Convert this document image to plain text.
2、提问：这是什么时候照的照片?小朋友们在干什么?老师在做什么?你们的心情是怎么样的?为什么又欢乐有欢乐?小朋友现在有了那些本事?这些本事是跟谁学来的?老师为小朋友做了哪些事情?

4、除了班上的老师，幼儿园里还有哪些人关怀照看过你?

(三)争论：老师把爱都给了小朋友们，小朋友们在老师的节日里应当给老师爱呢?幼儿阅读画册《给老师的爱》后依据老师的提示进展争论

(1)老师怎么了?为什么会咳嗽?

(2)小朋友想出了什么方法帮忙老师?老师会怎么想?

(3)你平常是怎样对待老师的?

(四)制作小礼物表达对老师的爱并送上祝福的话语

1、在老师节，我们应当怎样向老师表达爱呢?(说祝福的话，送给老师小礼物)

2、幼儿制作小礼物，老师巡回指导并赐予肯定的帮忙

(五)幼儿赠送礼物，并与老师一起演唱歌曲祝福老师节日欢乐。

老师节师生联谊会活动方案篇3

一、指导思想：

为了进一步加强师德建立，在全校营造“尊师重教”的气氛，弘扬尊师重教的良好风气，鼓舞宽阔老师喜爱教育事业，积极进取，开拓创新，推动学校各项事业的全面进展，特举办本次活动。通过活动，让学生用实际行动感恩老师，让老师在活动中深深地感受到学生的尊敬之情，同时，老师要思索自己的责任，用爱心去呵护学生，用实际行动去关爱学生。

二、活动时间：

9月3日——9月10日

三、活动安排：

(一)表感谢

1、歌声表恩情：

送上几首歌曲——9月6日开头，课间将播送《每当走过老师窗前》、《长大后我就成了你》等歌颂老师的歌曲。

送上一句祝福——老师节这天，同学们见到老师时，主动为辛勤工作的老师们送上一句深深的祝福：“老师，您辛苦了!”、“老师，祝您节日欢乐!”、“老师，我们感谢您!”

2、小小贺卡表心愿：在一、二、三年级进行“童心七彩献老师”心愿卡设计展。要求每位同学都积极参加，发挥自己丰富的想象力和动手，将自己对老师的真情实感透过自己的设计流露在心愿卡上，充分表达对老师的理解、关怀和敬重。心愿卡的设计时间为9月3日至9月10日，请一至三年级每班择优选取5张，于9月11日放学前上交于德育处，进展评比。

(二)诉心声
-*-
:: Exercise ::
Repeat the records above in full, character for character.

:: Expected answer ::
Convert this document image to plain text.
2、提问：这是什么时候照的照片?小朋友们在干什么?老师在做什么?你们的心情是怎么样的?为什么又欢乐有欢乐?小朋友现在有了那些本事?这些本事是跟谁学来的?老师为小朋友做了哪些事情?

4、除了班上的老师，幼儿园里还有哪些人关怀照看过你?

(三)争论：老师把爱都给了小朋友们，小朋友们在老师的节日里应当给老师爱呢?幼儿阅读画册《给老师的爱》后依据老师的提示进展争论

(1)老师怎么了?为什么会咳嗽?

(2)小朋友想出了什么方法帮忙老师?老师会怎么想?

(3)你平常是怎样对待老师的?

(四)制作小礼物表达对老师的爱并送上祝福的话语

1、在老师节，我们应当怎样向老师表达爱呢?(说祝福的话，送给老师小礼物)

2、幼儿制作小礼物，老师巡回指导并赐予肯定的帮忙

(五)幼儿赠送礼物，并与老师一起演唱歌曲祝福老师节日欢乐。

老师节师生联谊会活动方案篇3

一、指导思想：

为了进一步加强师德建立，在全校营造“尊师重教”的气氛，弘扬尊师重教的良好风气，鼓舞宽阔老师喜爱教育事业，积极进取，开拓创新，推动学校各项事业的全面进展，特举办本次活动。通过活动，让学生用实际行动感恩老师，让老师在活动中深深地感受到学生的尊敬之情，同时，老师要思索自己的责任，用爱心去呵护学生，用实际行动去关爱学生。

二、活动时间：

9月3日——9月10日

三、活动安排：

(一)表感谢

1、歌声表恩情：

送上几首歌曲——9月6日开头，课间将播送《每当走过老师窗前》、《长大后我就成了你》等歌颂老师的歌曲。

送上一句祝福——老师节这天，同学们见到老师时，主动为辛勤工作的老师们送上一句深深的祝福：“老师，您辛苦了!”、“老师，祝您节日欢乐!”、“老师，我们感谢您!”

2、小小贺卡表心愿：在一、二、三年级进行“童心七彩献老师”心愿卡设计展。要求每位同学都积极参加，发挥自己丰富的想象力和动手，将自己对老师的真情实感透过自己的设计流露在心愿卡上，充分表达对老师的理解、关怀和敬重。心愿卡的设计时间为9月3日至9月10日，请一至三年级每班择优选取5张，于9月11日放学前上交于德育处，进展评比。

(二)诉心声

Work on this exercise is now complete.